**INSTRUCTIONS FOR THE TASK**:
Which lines hold the word "snow"? Show each of them.

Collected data

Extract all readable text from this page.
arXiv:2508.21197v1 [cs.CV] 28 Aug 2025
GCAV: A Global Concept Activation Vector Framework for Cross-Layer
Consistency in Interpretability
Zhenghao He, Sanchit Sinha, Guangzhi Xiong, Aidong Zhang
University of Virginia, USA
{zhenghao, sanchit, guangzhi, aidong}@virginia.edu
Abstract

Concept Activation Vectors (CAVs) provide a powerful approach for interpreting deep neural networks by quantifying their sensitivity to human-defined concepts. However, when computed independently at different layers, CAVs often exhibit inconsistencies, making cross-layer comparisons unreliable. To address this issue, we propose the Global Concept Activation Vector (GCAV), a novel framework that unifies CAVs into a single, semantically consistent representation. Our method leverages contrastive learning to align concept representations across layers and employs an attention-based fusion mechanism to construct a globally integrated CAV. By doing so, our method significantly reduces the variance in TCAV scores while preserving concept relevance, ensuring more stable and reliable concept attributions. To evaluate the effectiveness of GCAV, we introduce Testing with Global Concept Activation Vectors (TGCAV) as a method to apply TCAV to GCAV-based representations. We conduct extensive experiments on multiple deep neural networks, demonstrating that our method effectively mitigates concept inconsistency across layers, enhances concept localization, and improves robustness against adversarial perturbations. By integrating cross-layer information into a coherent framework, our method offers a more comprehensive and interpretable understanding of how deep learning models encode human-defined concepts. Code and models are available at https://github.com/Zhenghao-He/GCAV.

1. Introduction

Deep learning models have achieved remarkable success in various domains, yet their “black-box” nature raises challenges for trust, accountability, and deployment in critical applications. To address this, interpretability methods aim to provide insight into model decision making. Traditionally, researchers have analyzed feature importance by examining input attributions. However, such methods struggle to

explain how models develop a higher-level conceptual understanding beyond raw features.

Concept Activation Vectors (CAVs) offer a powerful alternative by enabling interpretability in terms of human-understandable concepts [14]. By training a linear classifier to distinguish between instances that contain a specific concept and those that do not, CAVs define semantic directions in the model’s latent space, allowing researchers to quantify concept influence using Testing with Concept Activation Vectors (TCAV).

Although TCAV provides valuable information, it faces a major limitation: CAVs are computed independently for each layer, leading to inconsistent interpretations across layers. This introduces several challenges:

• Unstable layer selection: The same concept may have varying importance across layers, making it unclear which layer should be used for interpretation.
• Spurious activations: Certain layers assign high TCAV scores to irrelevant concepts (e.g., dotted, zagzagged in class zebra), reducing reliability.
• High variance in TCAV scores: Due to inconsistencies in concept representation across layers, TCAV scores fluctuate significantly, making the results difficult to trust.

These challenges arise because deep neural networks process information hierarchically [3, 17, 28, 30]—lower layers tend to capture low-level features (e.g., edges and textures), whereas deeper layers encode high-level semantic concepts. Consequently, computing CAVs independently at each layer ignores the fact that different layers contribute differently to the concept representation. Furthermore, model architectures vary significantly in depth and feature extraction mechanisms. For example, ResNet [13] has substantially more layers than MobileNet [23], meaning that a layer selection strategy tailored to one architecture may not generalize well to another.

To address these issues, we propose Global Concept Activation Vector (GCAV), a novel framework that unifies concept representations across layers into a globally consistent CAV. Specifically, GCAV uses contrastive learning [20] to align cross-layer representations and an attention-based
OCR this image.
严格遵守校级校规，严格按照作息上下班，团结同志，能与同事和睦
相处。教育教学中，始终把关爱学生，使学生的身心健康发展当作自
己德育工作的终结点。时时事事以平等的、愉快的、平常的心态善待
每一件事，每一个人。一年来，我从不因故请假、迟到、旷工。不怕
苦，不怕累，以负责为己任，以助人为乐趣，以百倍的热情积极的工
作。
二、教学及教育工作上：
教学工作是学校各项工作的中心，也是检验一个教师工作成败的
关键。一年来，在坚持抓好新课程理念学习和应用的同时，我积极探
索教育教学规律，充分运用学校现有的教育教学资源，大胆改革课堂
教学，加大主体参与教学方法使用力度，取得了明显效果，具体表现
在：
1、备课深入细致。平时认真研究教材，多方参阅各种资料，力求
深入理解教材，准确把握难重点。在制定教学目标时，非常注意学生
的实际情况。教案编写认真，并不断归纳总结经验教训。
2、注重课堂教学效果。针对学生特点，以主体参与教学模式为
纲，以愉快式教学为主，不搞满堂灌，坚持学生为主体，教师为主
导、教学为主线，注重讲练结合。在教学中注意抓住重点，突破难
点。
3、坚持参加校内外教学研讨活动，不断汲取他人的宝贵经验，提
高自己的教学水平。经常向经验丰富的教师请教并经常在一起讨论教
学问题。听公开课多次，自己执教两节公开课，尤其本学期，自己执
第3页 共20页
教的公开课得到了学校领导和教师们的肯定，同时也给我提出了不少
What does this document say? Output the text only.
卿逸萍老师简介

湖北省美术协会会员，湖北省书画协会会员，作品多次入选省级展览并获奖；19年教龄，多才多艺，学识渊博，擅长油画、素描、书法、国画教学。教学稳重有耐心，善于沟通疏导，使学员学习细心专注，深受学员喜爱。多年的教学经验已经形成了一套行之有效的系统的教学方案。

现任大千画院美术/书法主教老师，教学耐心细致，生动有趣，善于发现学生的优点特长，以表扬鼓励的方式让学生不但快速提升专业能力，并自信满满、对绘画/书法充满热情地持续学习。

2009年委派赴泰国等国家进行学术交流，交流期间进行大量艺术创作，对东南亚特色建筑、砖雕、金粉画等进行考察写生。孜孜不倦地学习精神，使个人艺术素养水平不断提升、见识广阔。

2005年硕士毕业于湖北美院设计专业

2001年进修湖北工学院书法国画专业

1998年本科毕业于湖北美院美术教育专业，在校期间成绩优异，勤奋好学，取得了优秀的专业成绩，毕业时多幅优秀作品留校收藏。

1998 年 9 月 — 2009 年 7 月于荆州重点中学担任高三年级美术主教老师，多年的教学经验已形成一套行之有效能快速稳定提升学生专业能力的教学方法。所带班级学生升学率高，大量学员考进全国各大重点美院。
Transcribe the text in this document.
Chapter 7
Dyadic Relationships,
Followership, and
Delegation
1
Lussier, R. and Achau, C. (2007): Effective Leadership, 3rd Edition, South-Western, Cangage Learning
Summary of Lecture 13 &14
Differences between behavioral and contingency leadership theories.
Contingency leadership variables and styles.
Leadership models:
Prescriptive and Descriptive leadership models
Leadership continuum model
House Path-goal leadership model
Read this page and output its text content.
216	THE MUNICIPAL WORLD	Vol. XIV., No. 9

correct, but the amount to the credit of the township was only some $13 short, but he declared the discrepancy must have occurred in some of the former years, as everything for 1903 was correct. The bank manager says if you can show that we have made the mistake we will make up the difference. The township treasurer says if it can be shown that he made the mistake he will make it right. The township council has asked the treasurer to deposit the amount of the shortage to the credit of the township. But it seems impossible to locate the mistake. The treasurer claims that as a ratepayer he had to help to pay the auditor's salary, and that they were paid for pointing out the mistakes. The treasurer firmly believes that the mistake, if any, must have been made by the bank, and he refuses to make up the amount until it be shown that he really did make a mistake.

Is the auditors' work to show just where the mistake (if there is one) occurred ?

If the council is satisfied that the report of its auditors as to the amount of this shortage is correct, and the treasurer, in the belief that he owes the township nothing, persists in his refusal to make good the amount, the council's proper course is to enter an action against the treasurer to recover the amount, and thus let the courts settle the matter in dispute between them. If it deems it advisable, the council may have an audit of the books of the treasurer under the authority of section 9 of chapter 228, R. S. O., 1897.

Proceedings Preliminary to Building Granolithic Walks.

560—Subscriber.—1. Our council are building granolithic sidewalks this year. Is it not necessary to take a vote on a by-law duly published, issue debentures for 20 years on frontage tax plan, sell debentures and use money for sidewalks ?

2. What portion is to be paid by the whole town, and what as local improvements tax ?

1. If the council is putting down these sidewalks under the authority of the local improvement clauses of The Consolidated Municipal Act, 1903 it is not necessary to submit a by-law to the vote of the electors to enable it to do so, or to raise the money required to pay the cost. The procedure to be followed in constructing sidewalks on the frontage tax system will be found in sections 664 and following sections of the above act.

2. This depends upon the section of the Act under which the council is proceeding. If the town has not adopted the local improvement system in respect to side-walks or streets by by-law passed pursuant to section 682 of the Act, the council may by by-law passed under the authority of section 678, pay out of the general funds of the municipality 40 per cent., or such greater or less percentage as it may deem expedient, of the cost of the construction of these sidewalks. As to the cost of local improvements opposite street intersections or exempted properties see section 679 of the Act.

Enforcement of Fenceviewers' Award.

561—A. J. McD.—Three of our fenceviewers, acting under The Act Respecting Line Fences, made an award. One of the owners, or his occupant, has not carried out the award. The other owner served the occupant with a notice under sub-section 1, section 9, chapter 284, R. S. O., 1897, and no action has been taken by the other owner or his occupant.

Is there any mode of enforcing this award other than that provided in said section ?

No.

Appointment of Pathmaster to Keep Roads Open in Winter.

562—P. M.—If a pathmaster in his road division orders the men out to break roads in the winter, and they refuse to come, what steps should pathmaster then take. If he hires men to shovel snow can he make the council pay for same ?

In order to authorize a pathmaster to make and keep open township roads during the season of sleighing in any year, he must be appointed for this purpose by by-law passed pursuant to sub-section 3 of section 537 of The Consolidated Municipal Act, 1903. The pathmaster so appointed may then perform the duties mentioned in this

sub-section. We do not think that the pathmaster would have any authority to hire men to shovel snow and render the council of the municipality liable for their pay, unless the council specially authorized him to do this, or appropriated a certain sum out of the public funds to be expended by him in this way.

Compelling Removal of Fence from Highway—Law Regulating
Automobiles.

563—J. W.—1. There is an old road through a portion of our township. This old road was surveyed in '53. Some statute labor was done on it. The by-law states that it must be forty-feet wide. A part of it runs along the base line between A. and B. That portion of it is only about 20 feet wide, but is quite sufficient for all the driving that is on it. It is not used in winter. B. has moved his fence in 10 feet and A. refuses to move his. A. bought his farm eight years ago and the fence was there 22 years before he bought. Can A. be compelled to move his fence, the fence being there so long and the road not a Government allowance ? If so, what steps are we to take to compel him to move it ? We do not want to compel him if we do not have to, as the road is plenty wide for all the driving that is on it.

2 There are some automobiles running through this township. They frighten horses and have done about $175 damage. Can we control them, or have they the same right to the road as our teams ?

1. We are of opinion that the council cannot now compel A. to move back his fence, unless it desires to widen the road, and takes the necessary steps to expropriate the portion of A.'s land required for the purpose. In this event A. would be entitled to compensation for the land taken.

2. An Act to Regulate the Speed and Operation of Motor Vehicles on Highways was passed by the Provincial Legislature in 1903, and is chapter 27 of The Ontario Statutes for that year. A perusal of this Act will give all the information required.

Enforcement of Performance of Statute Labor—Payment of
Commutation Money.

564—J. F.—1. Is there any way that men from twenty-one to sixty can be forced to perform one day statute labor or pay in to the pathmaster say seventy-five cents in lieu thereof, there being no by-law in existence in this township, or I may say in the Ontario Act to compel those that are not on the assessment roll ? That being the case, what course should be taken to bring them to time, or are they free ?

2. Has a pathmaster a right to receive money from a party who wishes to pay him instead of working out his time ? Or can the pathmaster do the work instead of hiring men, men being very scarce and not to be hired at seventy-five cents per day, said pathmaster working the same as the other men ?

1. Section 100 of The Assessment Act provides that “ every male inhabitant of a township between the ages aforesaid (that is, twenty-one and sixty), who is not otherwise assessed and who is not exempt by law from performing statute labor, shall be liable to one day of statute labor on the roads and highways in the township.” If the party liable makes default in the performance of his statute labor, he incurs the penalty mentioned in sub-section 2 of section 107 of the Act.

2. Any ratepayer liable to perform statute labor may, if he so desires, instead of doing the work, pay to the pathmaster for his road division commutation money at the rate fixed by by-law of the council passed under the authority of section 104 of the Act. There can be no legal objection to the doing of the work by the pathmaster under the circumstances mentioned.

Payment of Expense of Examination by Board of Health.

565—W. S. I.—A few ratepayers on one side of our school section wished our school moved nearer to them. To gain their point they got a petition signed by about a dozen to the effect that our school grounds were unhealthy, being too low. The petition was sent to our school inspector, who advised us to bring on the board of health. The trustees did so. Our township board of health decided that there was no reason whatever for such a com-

**SOLUTION TO THE EXERCISE**:
562—P. M.—If a pathmaster in his road division orders the men out to break roads in the winter, and they refuse to come, what steps should pathmaster then take. If he hires men to shovel snow can he make the council pay for same ?
sub-section. We do not think that the pathmaster would have any authority to hire men to shovel snow and render the council of the municipality liable for their pay, unless the council specially authorized him to do this, or appropriated a certain sum out of the public funds to be expended by him in this way.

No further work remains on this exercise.